* Work required
Give the number of lines in the records below that include "varme". Reply with that number alone.

* Extracted entries
☆ ☆ ☆ ☆ ☆

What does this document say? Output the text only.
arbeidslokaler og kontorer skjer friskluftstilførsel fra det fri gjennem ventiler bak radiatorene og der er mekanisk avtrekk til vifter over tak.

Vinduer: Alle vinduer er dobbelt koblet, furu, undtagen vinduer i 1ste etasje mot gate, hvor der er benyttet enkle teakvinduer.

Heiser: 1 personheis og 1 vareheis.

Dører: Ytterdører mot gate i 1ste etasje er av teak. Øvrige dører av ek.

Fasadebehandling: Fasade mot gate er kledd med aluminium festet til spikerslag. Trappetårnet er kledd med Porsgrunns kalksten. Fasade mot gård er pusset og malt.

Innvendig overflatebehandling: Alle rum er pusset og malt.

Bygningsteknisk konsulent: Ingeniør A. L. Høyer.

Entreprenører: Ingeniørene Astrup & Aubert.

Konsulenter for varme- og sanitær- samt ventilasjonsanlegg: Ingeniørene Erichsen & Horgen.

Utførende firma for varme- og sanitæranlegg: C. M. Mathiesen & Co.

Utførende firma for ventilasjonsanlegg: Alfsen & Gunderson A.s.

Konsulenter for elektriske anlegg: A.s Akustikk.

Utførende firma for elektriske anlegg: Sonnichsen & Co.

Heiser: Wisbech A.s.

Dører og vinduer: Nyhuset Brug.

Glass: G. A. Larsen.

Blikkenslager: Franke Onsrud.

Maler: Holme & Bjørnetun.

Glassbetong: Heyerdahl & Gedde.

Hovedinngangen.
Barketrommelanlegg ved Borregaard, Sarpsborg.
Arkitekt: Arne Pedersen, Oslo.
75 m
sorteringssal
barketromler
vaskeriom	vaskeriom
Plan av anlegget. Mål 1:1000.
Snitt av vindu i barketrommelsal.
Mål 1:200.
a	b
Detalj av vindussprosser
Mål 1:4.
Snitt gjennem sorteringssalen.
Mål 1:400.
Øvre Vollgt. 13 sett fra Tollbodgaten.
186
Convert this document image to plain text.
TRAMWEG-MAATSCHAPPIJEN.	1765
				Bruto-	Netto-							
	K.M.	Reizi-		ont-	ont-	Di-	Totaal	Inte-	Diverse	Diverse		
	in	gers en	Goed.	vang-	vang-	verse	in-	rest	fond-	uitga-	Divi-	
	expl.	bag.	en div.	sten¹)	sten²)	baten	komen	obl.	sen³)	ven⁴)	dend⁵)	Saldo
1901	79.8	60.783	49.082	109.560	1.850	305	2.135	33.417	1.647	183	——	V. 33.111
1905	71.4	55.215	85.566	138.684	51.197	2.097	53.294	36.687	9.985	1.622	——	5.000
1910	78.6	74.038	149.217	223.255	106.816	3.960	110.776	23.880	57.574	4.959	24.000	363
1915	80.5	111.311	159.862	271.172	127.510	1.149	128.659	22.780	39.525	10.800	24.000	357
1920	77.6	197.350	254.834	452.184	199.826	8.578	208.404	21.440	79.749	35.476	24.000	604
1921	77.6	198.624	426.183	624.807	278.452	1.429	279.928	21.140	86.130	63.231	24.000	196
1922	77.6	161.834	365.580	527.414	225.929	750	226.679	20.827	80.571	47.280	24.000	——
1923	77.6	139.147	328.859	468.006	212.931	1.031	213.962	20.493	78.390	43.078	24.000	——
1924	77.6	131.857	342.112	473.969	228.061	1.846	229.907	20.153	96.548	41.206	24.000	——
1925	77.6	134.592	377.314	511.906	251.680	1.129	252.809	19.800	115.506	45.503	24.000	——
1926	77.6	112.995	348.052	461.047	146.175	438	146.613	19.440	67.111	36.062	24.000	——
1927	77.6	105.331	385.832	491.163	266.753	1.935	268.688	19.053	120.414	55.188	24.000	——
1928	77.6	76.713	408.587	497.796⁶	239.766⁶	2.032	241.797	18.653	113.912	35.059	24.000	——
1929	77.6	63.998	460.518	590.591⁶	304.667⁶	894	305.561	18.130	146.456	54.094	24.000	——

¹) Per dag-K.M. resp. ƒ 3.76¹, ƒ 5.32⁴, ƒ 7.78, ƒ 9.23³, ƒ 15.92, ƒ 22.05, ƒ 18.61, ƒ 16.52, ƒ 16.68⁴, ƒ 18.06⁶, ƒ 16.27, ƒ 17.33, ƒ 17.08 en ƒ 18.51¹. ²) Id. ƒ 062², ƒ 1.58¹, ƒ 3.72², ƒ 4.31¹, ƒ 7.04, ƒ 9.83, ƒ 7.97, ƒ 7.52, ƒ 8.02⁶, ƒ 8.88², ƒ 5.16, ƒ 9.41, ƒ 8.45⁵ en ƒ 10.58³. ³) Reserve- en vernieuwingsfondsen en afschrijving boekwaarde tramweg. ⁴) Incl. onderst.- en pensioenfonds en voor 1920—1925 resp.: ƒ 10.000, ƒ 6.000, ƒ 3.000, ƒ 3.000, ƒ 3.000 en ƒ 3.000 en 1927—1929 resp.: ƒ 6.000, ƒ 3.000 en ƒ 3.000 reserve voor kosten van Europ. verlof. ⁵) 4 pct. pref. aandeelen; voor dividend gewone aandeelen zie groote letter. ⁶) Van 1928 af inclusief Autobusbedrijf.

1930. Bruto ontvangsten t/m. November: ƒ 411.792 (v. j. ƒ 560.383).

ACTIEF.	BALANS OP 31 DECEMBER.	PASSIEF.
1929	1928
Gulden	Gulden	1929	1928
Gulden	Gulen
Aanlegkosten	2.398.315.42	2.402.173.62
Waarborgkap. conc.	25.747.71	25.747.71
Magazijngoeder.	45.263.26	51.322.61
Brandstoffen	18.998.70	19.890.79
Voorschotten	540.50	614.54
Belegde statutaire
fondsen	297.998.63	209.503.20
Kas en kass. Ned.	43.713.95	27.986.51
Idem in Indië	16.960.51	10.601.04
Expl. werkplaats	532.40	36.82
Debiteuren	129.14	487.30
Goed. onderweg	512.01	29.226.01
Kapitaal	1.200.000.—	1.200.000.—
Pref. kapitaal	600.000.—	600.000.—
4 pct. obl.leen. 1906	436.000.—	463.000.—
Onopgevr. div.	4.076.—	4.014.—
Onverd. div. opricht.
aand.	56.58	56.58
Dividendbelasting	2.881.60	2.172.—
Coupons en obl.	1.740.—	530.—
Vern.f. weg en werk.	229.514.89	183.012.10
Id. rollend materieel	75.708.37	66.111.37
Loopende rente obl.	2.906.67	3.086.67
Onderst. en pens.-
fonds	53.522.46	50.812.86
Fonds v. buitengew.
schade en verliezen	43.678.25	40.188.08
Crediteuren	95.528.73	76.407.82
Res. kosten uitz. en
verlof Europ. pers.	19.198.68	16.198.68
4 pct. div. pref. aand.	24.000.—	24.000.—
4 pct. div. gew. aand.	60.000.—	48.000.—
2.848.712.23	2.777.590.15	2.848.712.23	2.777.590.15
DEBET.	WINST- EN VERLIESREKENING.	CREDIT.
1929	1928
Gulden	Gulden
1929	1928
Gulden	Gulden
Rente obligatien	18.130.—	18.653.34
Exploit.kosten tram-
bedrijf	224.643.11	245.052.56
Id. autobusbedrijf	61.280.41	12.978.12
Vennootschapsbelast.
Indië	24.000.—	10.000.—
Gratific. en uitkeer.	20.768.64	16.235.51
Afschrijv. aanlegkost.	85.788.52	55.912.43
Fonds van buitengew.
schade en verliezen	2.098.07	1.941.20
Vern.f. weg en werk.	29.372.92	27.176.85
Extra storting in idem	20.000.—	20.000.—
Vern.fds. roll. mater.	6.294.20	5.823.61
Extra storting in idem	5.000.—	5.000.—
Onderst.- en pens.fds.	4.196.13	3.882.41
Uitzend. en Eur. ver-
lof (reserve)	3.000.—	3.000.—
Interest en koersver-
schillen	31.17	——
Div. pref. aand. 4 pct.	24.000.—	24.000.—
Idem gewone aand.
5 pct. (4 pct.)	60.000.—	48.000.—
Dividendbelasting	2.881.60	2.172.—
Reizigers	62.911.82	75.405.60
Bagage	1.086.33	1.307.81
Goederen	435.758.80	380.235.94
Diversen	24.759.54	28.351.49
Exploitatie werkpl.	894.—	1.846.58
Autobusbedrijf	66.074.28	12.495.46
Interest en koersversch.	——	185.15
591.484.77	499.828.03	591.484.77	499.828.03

☆ ☆ ☆ ☆ ☆

* Full solution
2